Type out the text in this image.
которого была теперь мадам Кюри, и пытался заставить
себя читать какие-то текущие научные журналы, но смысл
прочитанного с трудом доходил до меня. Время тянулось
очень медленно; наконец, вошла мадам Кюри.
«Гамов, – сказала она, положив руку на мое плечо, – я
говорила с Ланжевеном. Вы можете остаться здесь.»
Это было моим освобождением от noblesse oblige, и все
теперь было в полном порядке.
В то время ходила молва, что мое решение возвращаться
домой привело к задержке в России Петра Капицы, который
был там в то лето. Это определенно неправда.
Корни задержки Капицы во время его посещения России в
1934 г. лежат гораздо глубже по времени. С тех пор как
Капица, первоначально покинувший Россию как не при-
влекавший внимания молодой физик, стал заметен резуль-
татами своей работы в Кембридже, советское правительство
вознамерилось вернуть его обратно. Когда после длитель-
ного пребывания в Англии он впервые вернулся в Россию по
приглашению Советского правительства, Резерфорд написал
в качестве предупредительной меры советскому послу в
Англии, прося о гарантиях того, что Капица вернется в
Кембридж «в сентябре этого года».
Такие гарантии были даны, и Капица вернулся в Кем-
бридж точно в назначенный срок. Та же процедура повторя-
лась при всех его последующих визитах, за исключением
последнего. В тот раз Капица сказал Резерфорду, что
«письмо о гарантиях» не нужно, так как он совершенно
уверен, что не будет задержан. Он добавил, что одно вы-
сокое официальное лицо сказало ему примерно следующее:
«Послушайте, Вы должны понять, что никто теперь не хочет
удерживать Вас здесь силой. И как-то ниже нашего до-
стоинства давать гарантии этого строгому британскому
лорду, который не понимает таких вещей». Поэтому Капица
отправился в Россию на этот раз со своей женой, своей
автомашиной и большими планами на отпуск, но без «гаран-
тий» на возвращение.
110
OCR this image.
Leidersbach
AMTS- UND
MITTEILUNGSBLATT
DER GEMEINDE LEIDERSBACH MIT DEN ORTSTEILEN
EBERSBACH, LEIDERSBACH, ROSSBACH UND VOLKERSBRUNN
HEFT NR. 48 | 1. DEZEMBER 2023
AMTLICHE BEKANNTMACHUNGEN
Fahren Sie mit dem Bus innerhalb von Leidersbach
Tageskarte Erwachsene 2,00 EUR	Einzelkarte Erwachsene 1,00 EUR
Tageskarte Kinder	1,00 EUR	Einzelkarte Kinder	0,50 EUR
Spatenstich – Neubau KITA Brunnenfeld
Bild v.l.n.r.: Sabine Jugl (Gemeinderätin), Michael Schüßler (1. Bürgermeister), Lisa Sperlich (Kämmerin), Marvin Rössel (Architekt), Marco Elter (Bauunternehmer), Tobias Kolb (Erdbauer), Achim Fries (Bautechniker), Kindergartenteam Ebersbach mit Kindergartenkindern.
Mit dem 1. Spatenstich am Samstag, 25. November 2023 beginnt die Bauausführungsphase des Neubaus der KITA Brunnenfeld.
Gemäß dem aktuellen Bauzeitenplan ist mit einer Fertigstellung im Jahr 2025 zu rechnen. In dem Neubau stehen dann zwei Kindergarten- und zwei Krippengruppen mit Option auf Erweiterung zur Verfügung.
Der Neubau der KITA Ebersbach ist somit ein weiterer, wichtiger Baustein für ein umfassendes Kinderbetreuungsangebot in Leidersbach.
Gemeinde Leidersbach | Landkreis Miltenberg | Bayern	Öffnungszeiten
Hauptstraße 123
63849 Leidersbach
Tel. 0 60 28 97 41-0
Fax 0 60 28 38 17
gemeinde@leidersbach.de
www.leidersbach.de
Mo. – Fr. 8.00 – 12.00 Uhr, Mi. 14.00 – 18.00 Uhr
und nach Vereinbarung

+ + + + + + +

Find every line that has "Einzelkarte" in it, then return those lines.

Tageskarte Erwachsene 2,00 EUR	Einzelkarte Erwachsene 1,00 EUR
Tageskarte Kinder	1,00 EUR	Einzelkarte Kinder	0,50 EUR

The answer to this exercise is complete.